**STORED ROWS:**
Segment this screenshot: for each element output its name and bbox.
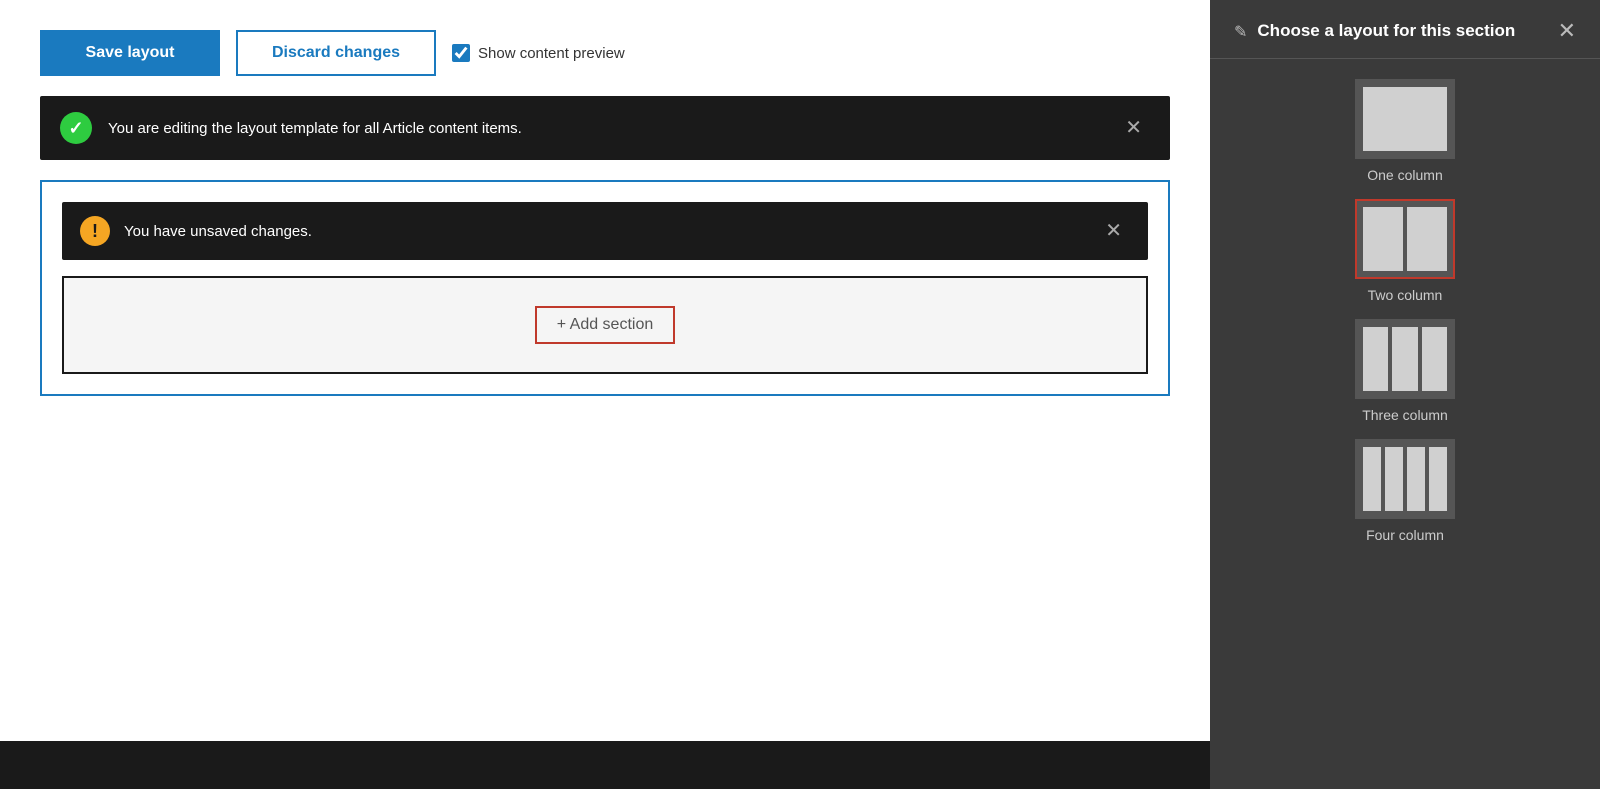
warning-banner-close-button[interactable]: ✕ <box>1097 217 1130 245</box>
four-column-col-4 <box>1429 447 1447 511</box>
one-column-label: One column <box>1367 167 1442 183</box>
one-column-col <box>1363 87 1447 151</box>
info-banner-close-button[interactable]: ✕ <box>1117 114 1150 142</box>
panel-close-button[interactable]: ✕ <box>1558 20 1576 42</box>
three-column-col-2 <box>1392 327 1417 391</box>
layout-option-two-column[interactable]: Two column <box>1234 199 1576 303</box>
info-banner: You are editing the layout template for … <box>40 96 1170 160</box>
three-column-label: Three column <box>1362 407 1448 423</box>
discard-changes-button[interactable]: Discard changes <box>236 30 436 76</box>
add-section-area[interactable]: + Add section <box>62 276 1148 374</box>
save-layout-button[interactable]: Save layout <box>40 30 220 76</box>
main-content: Save layout Discard changes Show content… <box>0 0 1210 789</box>
pencil-icon: ✎ <box>1234 22 1247 42</box>
layout-option-one-column[interactable]: One column <box>1234 79 1576 183</box>
two-column-preview <box>1355 199 1455 279</box>
section-container: ! You have unsaved changes. ✕ + Add sect… <box>40 180 1170 396</box>
two-column-label: Two column <box>1368 287 1443 303</box>
toolbar: Save layout Discard changes Show content… <box>40 30 1170 76</box>
three-column-col-3 <box>1422 327 1447 391</box>
panel-header: ✎ Choose a layout for this section ✕ <box>1210 0 1600 59</box>
layout-option-three-column[interactable]: Three column <box>1234 319 1576 423</box>
four-column-col-2 <box>1385 447 1403 511</box>
panel-header-content: ✎ Choose a layout for this section <box>1234 20 1515 42</box>
one-column-preview <box>1355 79 1455 159</box>
three-column-col-1 <box>1363 327 1388 391</box>
four-column-preview <box>1355 439 1455 519</box>
four-column-col-1 <box>1363 447 1381 511</box>
warning-icon: ! <box>80 216 110 246</box>
success-icon <box>60 112 92 144</box>
four-column-label: Four column <box>1366 527 1444 543</box>
layout-sidebar-panel: ✎ Choose a layout for this section ✕ One… <box>1210 0 1600 789</box>
show-preview-label[interactable]: Show content preview <box>452 44 625 62</box>
two-column-col-1 <box>1363 207 1403 271</box>
add-section-button[interactable]: + Add section <box>535 306 676 344</box>
info-banner-text: You are editing the layout template for … <box>108 120 1101 137</box>
warning-banner-text: You have unsaved changes. <box>124 223 1083 240</box>
layout-option-four-column[interactable]: Four column <box>1234 439 1576 543</box>
show-preview-text: Show content preview <box>478 45 625 62</box>
layout-options-list: One column Two column Three column <box>1210 59 1600 563</box>
four-column-col-3 <box>1407 447 1425 511</box>
panel-title: Choose a layout for this section <box>1257 20 1515 42</box>
show-preview-checkbox[interactable] <box>452 44 470 62</box>
warning-banner: ! You have unsaved changes. ✕ <box>62 202 1148 260</box>
three-column-preview <box>1355 319 1455 399</box>
two-column-col-2 <box>1407 207 1447 271</box>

**PROBLEM DESCRIPTION:** Reproduce the records verbatim from the line with "warning-banner-close-button[interactable]: ✕ <box>1097" to the line with "three-column-col-2 <box>1392 327", including both of those lines.

**CORRECT OUTPUT:**
warning-banner-close-button[interactable]: ✕ <box>1097 217 1130 245</box>
four-column-col-4 <box>1429 447 1447 511</box>
one-column-label: One column <box>1367 167 1442 183</box>
one-column-col <box>1363 87 1447 151</box>
info-banner-close-button[interactable]: ✕ <box>1117 114 1150 142</box>
panel-close-button[interactable]: ✕ <box>1558 20 1576 42</box>
three-column-col-2 <box>1392 327 1417 391</box>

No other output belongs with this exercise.